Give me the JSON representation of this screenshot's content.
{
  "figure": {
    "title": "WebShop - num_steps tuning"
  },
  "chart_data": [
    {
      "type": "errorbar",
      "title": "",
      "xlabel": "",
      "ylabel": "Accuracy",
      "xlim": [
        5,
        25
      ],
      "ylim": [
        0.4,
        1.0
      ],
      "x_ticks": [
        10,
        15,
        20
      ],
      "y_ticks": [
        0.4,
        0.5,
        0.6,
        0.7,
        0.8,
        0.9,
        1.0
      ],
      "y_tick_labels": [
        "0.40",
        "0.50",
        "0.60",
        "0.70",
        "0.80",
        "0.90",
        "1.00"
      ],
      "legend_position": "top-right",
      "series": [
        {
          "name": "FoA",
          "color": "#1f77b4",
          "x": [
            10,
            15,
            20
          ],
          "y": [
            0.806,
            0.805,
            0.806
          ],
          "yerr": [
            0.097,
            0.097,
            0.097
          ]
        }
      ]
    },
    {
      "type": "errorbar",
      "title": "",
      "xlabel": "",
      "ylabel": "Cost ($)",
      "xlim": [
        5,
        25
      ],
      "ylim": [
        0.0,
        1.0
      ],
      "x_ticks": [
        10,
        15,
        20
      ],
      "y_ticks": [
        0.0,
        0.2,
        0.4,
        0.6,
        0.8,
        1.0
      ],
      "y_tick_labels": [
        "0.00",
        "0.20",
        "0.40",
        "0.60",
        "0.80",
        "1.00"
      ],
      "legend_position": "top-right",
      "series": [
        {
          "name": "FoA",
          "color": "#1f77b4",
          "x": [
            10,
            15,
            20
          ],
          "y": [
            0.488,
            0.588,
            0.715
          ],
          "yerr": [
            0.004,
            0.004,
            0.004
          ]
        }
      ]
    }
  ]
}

########

Work required:
Return every record above exactly as it appears.

In response:
Give me the JSON representation of this screenshot's content.
{
  "figure": {
    "title": "WebShop - num_steps tuning"
  },
  "chart_data": [
    {
      "type": "errorbar",
      "title": "",
      "xlabel": "",
      "ylabel": "Accuracy",
      "xlim": [
        5,
        25
      ],
      "ylim": [
        0.4,
        1.0
      ],
      "x_ticks": [
        10,
        15,
        20
      ],
      "y_ticks": [
        0.4,
        0.5,
        0.6,
        0.7,
        0.8,
        0.9,
        1.0
      ],
      "y_tick_labels": [
        "0.40",
        "0.50",
        "0.60",
        "0.70",
        "0.80",
        "0.90",
        "1.00"
      ],
      "legend_position": "top-right",
      "series": [
        {
          "name": "FoA",
          "color": "#1f77b4",
          "x": [
            10,
            15,
            20
          ],
          "y": [
            0.806,
            0.805,
            0.806
          ],
          "yerr": [
            0.097,
            0.097,
            0.097
          ]
        }
      ]
    },
    {
      "type": "errorbar",
      "title": "",
      "xlabel": "",
      "ylabel": "Cost ($)",
      "xlim": [
        5,
        25
      ],
      "ylim": [
        0.0,
        1.0
      ],
      "x_ticks": [
        10,
        15,
        20
      ],
      "y_ticks": [
        0.0,
        0.2,
        0.4,
        0.6,
        0.8,
        1.0
      ],
      "y_tick_labels": [
        "0.00",
        "0.20",
        "0.40",
        "0.60",
        "0.80",
        "1.00"
      ],
      "legend_position": "top-right",
      "series": [
        {
          "name": "FoA",
          "color": "#1f77b4",
          "x": [
            10,
            15,
            20
          ],
          "y": [
            0.488,
            0.588,
            0.715
          ],
          "yerr": [
            0.004,
            0.004,
            0.004
          ]
        }
      ]
    }
  ]
}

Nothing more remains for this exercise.